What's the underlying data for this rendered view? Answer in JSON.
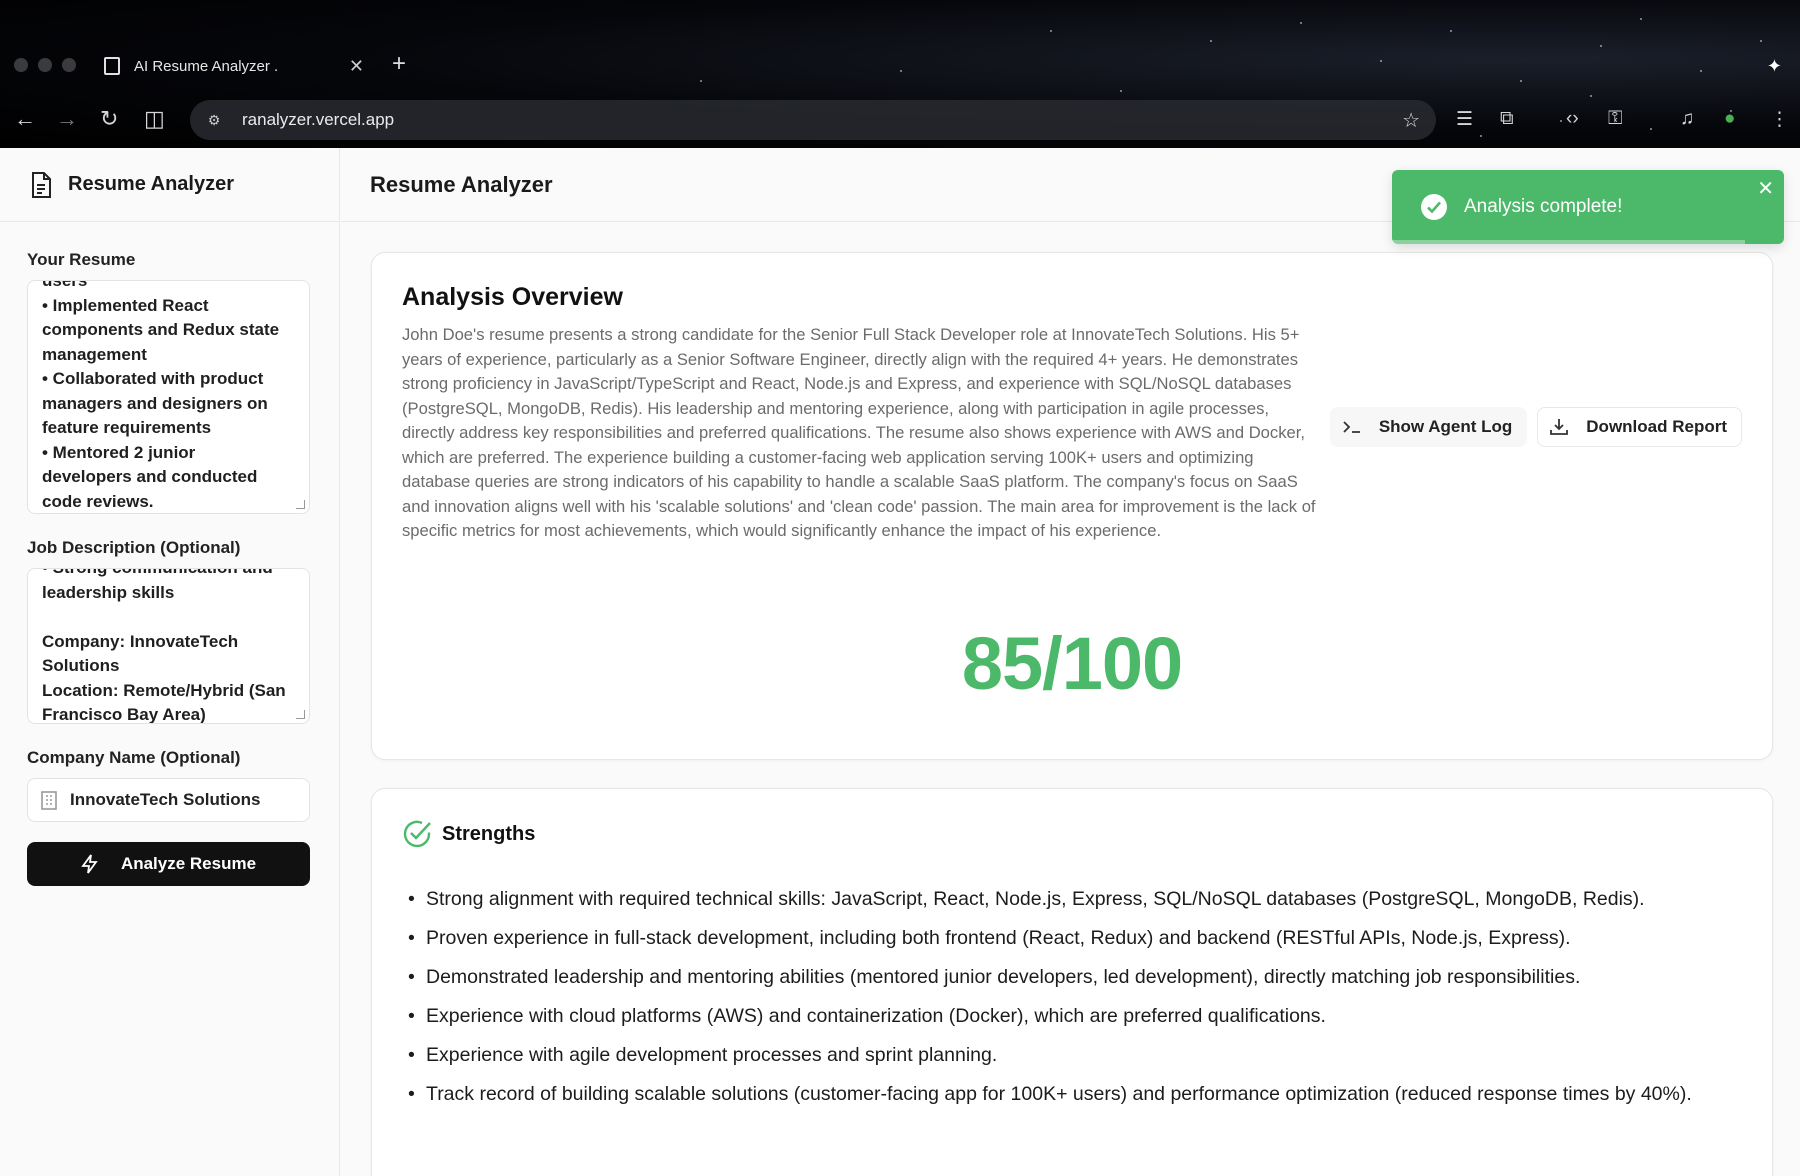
{
  "browser": {
    "tab_title": "AI Resume Analyzer .",
    "url": "ranalyzer.vercel.app"
  },
  "sidebar": {
    "title": "Resume Analyzer",
    "resume_label": "Your Resume",
    "resume_lines": [
      "users",
      "• Implemented React",
      "components and Redux state",
      "management",
      "• Collaborated with product",
      "managers and designers on",
      "feature requirements",
      "• Mentored 2 junior",
      "developers and conducted",
      "code reviews."
    ],
    "job_label": "Job Description (Optional)",
    "job_lines": [
      "• Strong communication and",
      "leadership skills",
      "",
      "Company: InnovateTech",
      "Solutions",
      "Location: Remote/Hybrid (San",
      "Francisco Bay Area)"
    ],
    "company_label": "Company Name (Optional)",
    "company_value": "InnovateTech Solutions",
    "analyze_label": "Analyze Resume"
  },
  "main": {
    "title": "Resume Analyzer",
    "overview": {
      "title": "Analysis Overview",
      "text": "John Doe's resume presents a strong candidate for the Senior Full Stack Developer role at InnovateTech Solutions. His 5+ years of experience, particularly as a Senior Software Engineer, directly align with the required 4+ years. He demonstrates strong proficiency in JavaScript/TypeScript and React, Node.js and Express, and experience with SQL/NoSQL databases (PostgreSQL, MongoDB, Redis). His leadership and mentoring experience, along with participation in agile processes, directly address key responsibilities and preferred qualifications. The resume also shows experience with AWS and Docker, which are preferred. The experience building a customer-facing web application serving 100K+ users and optimizing database queries are strong indicators of his capability to handle a scalable SaaS platform. The company's focus on SaaS and innovation aligns well with his 'scalable solutions' and 'clean code' passion. The main area for improvement is the lack of specific metrics for most achievements, which would significantly enhance the impact of his experience.",
      "show_log_label": "Show Agent Log",
      "download_label": "Download Report",
      "score": "85/100"
    },
    "strengths": {
      "title": "Strengths",
      "items": [
        "Strong alignment with required technical skills: JavaScript, React, Node.js, Express, SQL/NoSQL databases (PostgreSQL, MongoDB, Redis).",
        "Proven experience in full-stack development, including both frontend (React, Redux) and backend (RESTful APIs, Node.js, Express).",
        "Demonstrated leadership and mentoring abilities (mentored junior developers, led development), directly matching job responsibilities.",
        "Experience with cloud platforms (AWS) and containerization (Docker), which are preferred qualifications.",
        "Experience with agile development processes and sprint planning.",
        "Track record of building scalable solutions (customer-facing app for 100K+ users) and performance optimization (reduced response times by 40%)."
      ]
    }
  },
  "toast": {
    "message": "Analysis complete!"
  },
  "colors": {
    "accent_green": "#4cb86a",
    "button_dark": "#111111"
  }
}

○ ○ ○ ○ ○

◆ GOAL OF THE EXERCISE
Copy out each line of the entries that holds "Analysis".

◆ OUTPUT
      "title": "Analysis Overview",
    "message": "Analysis complete!"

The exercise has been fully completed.